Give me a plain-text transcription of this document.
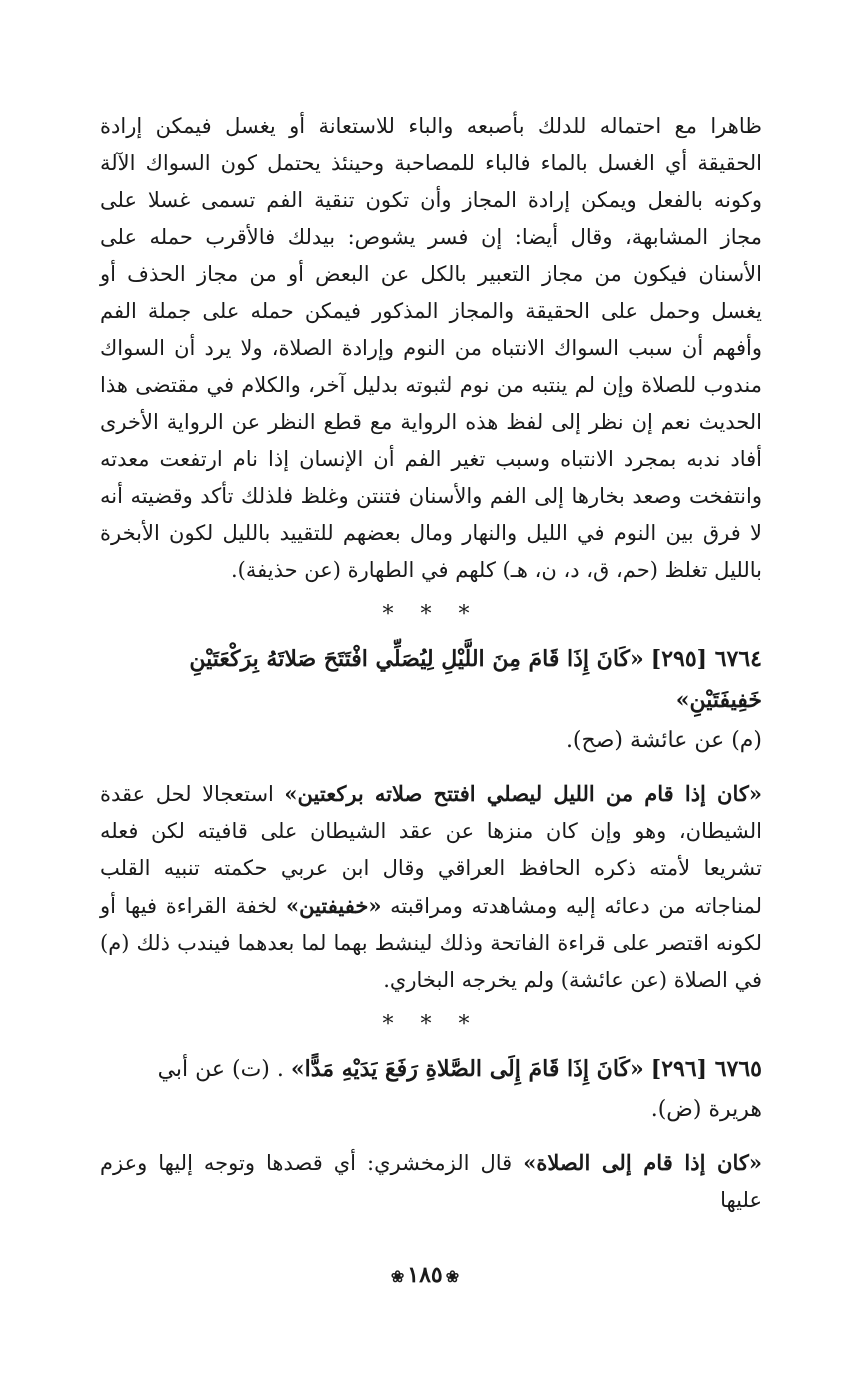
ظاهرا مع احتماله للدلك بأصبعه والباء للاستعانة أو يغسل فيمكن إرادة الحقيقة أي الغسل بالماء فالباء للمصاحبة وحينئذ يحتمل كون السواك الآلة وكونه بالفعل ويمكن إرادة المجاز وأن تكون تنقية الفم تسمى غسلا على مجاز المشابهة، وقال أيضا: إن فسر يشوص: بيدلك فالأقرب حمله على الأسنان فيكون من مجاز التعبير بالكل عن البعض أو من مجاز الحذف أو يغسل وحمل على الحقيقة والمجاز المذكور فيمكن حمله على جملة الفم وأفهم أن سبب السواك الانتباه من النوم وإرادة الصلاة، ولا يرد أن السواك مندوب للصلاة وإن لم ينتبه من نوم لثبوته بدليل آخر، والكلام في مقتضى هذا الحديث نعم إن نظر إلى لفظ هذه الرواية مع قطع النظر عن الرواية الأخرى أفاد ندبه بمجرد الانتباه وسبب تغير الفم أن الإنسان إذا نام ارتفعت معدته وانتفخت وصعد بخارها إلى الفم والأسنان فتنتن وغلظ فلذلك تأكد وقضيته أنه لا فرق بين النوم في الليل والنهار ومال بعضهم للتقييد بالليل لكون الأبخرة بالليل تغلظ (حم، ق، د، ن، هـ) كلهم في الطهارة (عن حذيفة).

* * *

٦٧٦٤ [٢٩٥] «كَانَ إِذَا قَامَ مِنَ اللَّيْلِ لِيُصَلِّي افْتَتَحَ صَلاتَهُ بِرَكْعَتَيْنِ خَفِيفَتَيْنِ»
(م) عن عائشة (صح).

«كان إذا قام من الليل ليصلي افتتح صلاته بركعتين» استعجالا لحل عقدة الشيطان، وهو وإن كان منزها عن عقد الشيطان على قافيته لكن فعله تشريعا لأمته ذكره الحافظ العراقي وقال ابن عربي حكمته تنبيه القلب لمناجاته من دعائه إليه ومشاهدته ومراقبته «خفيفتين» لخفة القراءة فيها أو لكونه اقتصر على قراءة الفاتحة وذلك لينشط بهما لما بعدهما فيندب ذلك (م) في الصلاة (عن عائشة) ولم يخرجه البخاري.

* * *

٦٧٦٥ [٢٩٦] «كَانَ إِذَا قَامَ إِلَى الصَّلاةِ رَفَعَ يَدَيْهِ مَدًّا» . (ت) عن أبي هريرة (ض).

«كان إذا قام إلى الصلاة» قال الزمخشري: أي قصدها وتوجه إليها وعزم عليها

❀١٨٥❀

----------------------------------------

== Instruction ==
Quote the records in full and exactly; skip any image.

== Problem solution ==
Give me a plain-text transcription of this document.
ظاهرا مع احتماله للدلك بأصبعه والباء للاستعانة أو يغسل فيمكن إرادة الحقيقة أي الغسل بالماء فالباء للمصاحبة وحينئذ يحتمل كون السواك الآلة وكونه بالفعل ويمكن إرادة المجاز وأن تكون تنقية الفم تسمى غسلا على مجاز المشابهة، وقال أيضا: إن فسر يشوص: بيدلك فالأقرب حمله على الأسنان فيكون من مجاز التعبير بالكل عن البعض أو من مجاز الحذف أو يغسل وحمل على الحقيقة والمجاز المذكور فيمكن حمله على جملة الفم وأفهم أن سبب السواك الانتباه من النوم وإرادة الصلاة، ولا يرد أن السواك مندوب للصلاة وإن لم ينتبه من نوم لثبوته بدليل آخر، والكلام في مقتضى هذا الحديث نعم إن نظر إلى لفظ هذه الرواية مع قطع النظر عن الرواية الأخرى أفاد ندبه بمجرد الانتباه وسبب تغير الفم أن الإنسان إذا نام ارتفعت معدته وانتفخت وصعد بخارها إلى الفم والأسنان فتنتن وغلظ فلذلك تأكد وقضيته أنه لا فرق بين النوم في الليل والنهار ومال بعضهم للتقييد بالليل لكون الأبخرة بالليل تغلظ (حم، ق، د، ن، هـ) كلهم في الطهارة (عن حذيفة).

* * *

٦٧٦٤ [٢٩٥] «كَانَ إِذَا قَامَ مِنَ اللَّيْلِ لِيُصَلِّي افْتَتَحَ صَلاتَهُ بِرَكْعَتَيْنِ خَفِيفَتَيْنِ»
(م) عن عائشة (صح).

«كان إذا قام من الليل ليصلي افتتح صلاته بركعتين» استعجالا لحل عقدة الشيطان، وهو وإن كان منزها عن عقد الشيطان على قافيته لكن فعله تشريعا لأمته ذكره الحافظ العراقي وقال ابن عربي حكمته تنبيه القلب لمناجاته من دعائه إليه ومشاهدته ومراقبته «خفيفتين» لخفة القراءة فيها أو لكونه اقتصر على قراءة الفاتحة وذلك لينشط بهما لما بعدهما فيندب ذلك (م) في الصلاة (عن عائشة) ولم يخرجه البخاري.

* * *

٦٧٦٥ [٢٩٦] «كَانَ إِذَا قَامَ إِلَى الصَّلاةِ رَفَعَ يَدَيْهِ مَدًّا» . (ت) عن أبي هريرة (ض).

«كان إذا قام إلى الصلاة» قال الزمخشري: أي قصدها وتوجه إليها وعزم عليها

❀١٨٥❀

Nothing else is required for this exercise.